*** Material provided ***

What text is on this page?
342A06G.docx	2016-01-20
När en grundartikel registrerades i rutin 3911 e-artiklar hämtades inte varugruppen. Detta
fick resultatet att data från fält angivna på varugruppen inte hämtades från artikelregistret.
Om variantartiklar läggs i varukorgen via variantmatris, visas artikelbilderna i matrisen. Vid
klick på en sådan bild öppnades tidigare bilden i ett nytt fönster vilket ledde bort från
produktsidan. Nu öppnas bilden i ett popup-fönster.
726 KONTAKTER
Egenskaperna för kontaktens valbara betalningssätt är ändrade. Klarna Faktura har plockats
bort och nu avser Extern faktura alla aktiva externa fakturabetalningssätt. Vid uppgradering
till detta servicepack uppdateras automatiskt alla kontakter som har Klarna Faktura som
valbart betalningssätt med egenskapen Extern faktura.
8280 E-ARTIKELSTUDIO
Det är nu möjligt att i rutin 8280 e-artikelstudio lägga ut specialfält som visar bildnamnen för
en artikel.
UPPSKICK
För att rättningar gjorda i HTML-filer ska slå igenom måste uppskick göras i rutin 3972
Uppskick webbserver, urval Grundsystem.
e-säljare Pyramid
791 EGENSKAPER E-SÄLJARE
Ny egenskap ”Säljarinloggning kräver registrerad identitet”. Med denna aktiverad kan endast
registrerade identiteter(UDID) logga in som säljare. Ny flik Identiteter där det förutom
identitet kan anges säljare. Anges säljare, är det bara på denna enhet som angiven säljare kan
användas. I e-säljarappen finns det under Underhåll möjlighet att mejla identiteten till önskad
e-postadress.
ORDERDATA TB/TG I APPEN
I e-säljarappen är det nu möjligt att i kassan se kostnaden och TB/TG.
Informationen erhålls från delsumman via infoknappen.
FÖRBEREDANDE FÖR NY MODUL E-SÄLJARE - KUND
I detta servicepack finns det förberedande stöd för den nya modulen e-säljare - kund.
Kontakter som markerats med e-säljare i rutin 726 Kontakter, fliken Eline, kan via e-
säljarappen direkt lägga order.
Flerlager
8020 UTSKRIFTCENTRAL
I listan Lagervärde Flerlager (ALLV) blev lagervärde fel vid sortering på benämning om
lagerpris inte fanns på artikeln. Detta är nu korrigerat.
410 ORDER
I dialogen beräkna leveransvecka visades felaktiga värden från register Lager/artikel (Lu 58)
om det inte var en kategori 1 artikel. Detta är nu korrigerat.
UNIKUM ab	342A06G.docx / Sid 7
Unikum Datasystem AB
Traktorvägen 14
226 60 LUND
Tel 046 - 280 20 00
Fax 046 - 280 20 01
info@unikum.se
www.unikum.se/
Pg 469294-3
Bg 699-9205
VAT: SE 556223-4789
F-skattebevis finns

*** End of Material provided ***

> _Task statement_
Reproduce the records above in full, without altering a single character.

> _Task response_
What text is on this page?
342A06G.docx	2016-01-20
När en grundartikel registrerades i rutin 3911 e-artiklar hämtades inte varugruppen. Detta
fick resultatet att data från fält angivna på varugruppen inte hämtades från artikelregistret.
Om variantartiklar läggs i varukorgen via variantmatris, visas artikelbilderna i matrisen. Vid
klick på en sådan bild öppnades tidigare bilden i ett nytt fönster vilket ledde bort från
produktsidan. Nu öppnas bilden i ett popup-fönster.
726 KONTAKTER
Egenskaperna för kontaktens valbara betalningssätt är ändrade. Klarna Faktura har plockats
bort och nu avser Extern faktura alla aktiva externa fakturabetalningssätt. Vid uppgradering
till detta servicepack uppdateras automatiskt alla kontakter som har Klarna Faktura som
valbart betalningssätt med egenskapen Extern faktura.
8280 E-ARTIKELSTUDIO
Det är nu möjligt att i rutin 8280 e-artikelstudio lägga ut specialfält som visar bildnamnen för
en artikel.
UPPSKICK
För att rättningar gjorda i HTML-filer ska slå igenom måste uppskick göras i rutin 3972
Uppskick webbserver, urval Grundsystem.
e-säljare Pyramid
791 EGENSKAPER E-SÄLJARE
Ny egenskap ”Säljarinloggning kräver registrerad identitet”. Med denna aktiverad kan endast
registrerade identiteter(UDID) logga in som säljare. Ny flik Identiteter där det förutom
identitet kan anges säljare. Anges säljare, är det bara på denna enhet som angiven säljare kan
användas. I e-säljarappen finns det under Underhåll möjlighet att mejla identiteten till önskad
e-postadress.
ORDERDATA TB/TG I APPEN
I e-säljarappen är det nu möjligt att i kassan se kostnaden och TB/TG.
Informationen erhålls från delsumman via infoknappen.
FÖRBEREDANDE FÖR NY MODUL E-SÄLJARE - KUND
I detta servicepack finns det förberedande stöd för den nya modulen e-säljare - kund.
Kontakter som markerats med e-säljare i rutin 726 Kontakter, fliken Eline, kan via e-
säljarappen direkt lägga order.
Flerlager
8020 UTSKRIFTCENTRAL
I listan Lagervärde Flerlager (ALLV) blev lagervärde fel vid sortering på benämning om
lagerpris inte fanns på artikeln. Detta är nu korrigerat.
410 ORDER
I dialogen beräkna leveransvecka visades felaktiga värden från register Lager/artikel (Lu 58)
om det inte var en kategori 1 artikel. Detta är nu korrigerat.
UNIKUM ab	342A06G.docx / Sid 7
Unikum Datasystem AB
Traktorvägen 14
226 60 LUND
Tel 046 - 280 20 00
Fax 046 - 280 20 01
info@unikum.se
www.unikum.se/
Pg 469294-3
Bg 699-9205
VAT: SE 556223-4789
F-skattebevis finns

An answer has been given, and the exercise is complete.